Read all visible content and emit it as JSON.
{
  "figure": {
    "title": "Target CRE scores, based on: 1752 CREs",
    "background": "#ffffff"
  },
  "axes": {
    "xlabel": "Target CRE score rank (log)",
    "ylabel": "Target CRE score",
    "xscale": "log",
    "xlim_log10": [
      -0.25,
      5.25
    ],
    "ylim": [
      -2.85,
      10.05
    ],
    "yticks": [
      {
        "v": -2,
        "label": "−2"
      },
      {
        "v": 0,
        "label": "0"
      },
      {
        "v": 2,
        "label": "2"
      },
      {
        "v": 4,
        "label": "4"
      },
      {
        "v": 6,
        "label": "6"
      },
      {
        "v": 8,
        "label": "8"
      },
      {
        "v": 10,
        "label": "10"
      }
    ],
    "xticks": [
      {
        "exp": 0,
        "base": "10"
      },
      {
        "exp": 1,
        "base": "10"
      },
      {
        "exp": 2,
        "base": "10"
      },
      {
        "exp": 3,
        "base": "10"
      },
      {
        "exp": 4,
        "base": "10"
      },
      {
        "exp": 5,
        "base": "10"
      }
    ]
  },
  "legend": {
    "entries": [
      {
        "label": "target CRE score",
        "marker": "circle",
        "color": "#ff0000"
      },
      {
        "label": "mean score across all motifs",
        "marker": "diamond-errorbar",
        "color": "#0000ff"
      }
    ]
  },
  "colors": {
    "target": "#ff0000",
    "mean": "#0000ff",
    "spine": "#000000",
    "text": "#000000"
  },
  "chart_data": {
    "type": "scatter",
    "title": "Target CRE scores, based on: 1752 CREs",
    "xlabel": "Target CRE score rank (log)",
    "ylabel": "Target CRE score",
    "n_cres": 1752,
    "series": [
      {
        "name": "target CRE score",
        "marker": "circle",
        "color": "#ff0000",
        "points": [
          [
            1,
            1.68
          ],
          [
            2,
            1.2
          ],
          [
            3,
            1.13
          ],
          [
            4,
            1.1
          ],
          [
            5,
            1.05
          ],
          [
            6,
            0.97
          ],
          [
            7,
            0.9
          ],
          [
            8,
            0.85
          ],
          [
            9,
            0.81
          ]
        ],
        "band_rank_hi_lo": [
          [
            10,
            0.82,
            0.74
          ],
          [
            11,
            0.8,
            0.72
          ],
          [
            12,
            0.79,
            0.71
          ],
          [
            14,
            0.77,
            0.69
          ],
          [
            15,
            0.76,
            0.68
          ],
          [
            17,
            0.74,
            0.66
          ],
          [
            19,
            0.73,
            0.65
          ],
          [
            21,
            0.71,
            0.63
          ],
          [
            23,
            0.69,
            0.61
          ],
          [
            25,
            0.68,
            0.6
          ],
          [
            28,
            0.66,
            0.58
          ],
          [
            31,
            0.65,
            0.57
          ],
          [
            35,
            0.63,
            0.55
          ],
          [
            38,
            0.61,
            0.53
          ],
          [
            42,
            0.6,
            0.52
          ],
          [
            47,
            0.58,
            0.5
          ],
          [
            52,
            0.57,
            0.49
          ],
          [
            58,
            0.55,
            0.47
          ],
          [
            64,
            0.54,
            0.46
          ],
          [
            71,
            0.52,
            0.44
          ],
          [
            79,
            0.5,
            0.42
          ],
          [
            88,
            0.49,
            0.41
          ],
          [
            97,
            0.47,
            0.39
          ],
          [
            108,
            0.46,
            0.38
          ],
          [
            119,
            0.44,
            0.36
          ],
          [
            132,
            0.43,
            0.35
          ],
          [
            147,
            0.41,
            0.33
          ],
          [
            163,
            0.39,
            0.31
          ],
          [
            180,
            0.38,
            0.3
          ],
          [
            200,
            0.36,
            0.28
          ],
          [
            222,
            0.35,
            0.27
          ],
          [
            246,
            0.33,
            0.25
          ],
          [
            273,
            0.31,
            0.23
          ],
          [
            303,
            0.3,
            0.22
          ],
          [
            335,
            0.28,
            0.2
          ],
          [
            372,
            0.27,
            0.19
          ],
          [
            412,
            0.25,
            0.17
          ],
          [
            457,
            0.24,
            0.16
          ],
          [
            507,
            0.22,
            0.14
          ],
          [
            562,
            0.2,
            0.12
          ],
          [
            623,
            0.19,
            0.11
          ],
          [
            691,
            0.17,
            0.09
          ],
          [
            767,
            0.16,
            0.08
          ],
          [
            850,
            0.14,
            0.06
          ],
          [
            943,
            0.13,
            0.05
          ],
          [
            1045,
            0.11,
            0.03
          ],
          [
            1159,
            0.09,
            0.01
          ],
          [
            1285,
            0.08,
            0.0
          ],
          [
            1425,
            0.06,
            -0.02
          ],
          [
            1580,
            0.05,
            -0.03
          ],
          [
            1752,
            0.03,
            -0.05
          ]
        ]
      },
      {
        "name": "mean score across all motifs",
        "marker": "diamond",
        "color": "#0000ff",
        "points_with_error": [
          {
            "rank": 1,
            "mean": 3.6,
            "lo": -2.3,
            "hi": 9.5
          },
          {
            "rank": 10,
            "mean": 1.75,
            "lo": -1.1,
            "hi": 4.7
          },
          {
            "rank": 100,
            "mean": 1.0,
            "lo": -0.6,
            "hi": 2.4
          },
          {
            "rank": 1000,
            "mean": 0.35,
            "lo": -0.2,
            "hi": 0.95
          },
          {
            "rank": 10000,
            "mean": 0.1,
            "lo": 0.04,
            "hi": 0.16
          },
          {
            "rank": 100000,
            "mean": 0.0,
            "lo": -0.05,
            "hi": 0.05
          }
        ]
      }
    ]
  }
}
┄┄┄┄┄┄┄┄┄┄
**BRIEF:**
Write out every record shown above, word for word.

**TASK OUTPUT:**
Read all visible content and emit it as JSON.
{
  "figure": {
    "title": "Target CRE scores, based on: 1752 CREs",
    "background": "#ffffff"
  },
  "axes": {
    "xlabel": "Target CRE score rank (log)",
    "ylabel": "Target CRE score",
    "xscale": "log",
    "xlim_log10": [
      -0.25,
      5.25
    ],
    "ylim": [
      -2.85,
      10.05
    ],
    "yticks": [
      {
        "v": -2,
        "label": "−2"
      },
      {
        "v": 0,
        "label": "0"
      },
      {
        "v": 2,
        "label": "2"
      },
      {
        "v": 4,
        "label": "4"
      },
      {
        "v": 6,
        "label": "6"
      },
      {
        "v": 8,
        "label": "8"
      },
      {
        "v": 10,
        "label": "10"
      }
    ],
    "xticks": [
      {
        "exp": 0,
        "base": "10"
      },
      {
        "exp": 1,
        "base": "10"
      },
      {
        "exp": 2,
        "base": "10"
      },
      {
        "exp": 3,
        "base": "10"
      },
      {
        "exp": 4,
        "base": "10"
      },
      {
        "exp": 5,
        "base": "10"
      }
    ]
  },
  "legend": {
    "entries": [
      {
        "label": "target CRE score",
        "marker": "circle",
        "color": "#ff0000"
      },
      {
        "label": "mean score across all motifs",
        "marker": "diamond-errorbar",
        "color": "#0000ff"
      }
    ]
  },
  "colors": {
    "target": "#ff0000",
    "mean": "#0000ff",
    "spine": "#000000",
    "text": "#000000"
  },
  "chart_data": {
    "type": "scatter",
    "title": "Target CRE scores, based on: 1752 CREs",
    "xlabel": "Target CRE score rank (log)",
    "ylabel": "Target CRE score",
    "n_cres": 1752,
    "series": [
      {
        "name": "target CRE score",
        "marker": "circle",
        "color": "#ff0000",
        "points": [
          [
            1,
            1.68
          ],
          [
            2,
            1.2
          ],
          [
            3,
            1.13
          ],
          [
            4,
            1.1
          ],
          [
            5,
            1.05
          ],
          [
            6,
            0.97
          ],
          [
            7,
            0.9
          ],
          [
            8,
            0.85
          ],
          [
            9,
            0.81
          ]
        ],
        "band_rank_hi_lo": [
          [
            10,
            0.82,
            0.74
          ],
          [
            11,
            0.8,
            0.72
          ],
          [
            12,
            0.79,
            0.71
          ],
          [
            14,
            0.77,
            0.69
          ],
          [
            15,
            0.76,
            0.68
          ],
          [
            17,
            0.74,
            0.66
          ],
          [
            19,
            0.73,
            0.65
          ],
          [
            21,
            0.71,
            0.63
          ],
          [
            23,
            0.69,
            0.61
          ],
          [
            25,
            0.68,
            0.6
          ],
          [
            28,
            0.66,
            0.58
          ],
          [
            31,
            0.65,
            0.57
          ],
          [
            35,
            0.63,
            0.55
          ],
          [
            38,
            0.61,
            0.53
          ],
          [
            42,
            0.6,
            0.52
          ],
          [
            47,
            0.58,
            0.5
          ],
          [
            52,
            0.57,
            0.49
          ],
          [
            58,
            0.55,
            0.47
          ],
          [
            64,
            0.54,
            0.46
          ],
          [
            71,
            0.52,
            0.44
          ],
          [
            79,
            0.5,
            0.42
          ],
          [
            88,
            0.49,
            0.41
          ],
          [
            97,
            0.47,
            0.39
          ],
          [
            108,
            0.46,
            0.38
          ],
          [
            119,
            0.44,
            0.36
          ],
          [
            132,
            0.43,
            0.35
          ],
          [
            147,
            0.41,
            0.33
          ],
          [
            163,
            0.39,
            0.31
          ],
          [
            180,
            0.38,
            0.3
          ],
          [
            200,
            0.36,
            0.28
          ],
          [
            222,
            0.35,
            0.27
          ],
          [
            246,
            0.33,
            0.25
          ],
          [
            273,
            0.31,
            0.23
          ],
          [
            303,
            0.3,
            0.22
          ],
          [
            335,
            0.28,
            0.2
          ],
          [
            372,
            0.27,
            0.19
          ],
          [
            412,
            0.25,
            0.17
          ],
          [
            457,
            0.24,
            0.16
          ],
          [
            507,
            0.22,
            0.14
          ],
          [
            562,
            0.2,
            0.12
          ],
          [
            623,
            0.19,
            0.11
          ],
          [
            691,
            0.17,
            0.09
          ],
          [
            767,
            0.16,
            0.08
          ],
          [
            850,
            0.14,
            0.06
          ],
          [
            943,
            0.13,
            0.05
          ],
          [
            1045,
            0.11,
            0.03
          ],
          [
            1159,
            0.09,
            0.01
          ],
          [
            1285,
            0.08,
            0.0
          ],
          [
            1425,
            0.06,
            -0.02
          ],
          [
            1580,
            0.05,
            -0.03
          ],
          [
            1752,
            0.03,
            -0.05
          ]
        ]
      },
      {
        "name": "mean score across all motifs",
        "marker": "diamond",
        "color": "#0000ff",
        "points_with_error": [
          {
            "rank": 1,
            "mean": 3.6,
            "lo": -2.3,
            "hi": 9.5
          },
          {
            "rank": 10,
            "mean": 1.75,
            "lo": -1.1,
            "hi": 4.7
          },
          {
            "rank": 100,
            "mean": 1.0,
            "lo": -0.6,
            "hi": 2.4
          },
          {
            "rank": 1000,
            "mean": 0.35,
            "lo": -0.2,
            "hi": 0.95
          },
          {
            "rank": 10000,
            "mean": 0.1,
            "lo": 0.04,
            "hi": 0.16
          },
          {
            "rank": 100000,
            "mean": 0.0,
            "lo": -0.05,
            "hi": 0.05
          }
        ]
      }
    ]
  }
}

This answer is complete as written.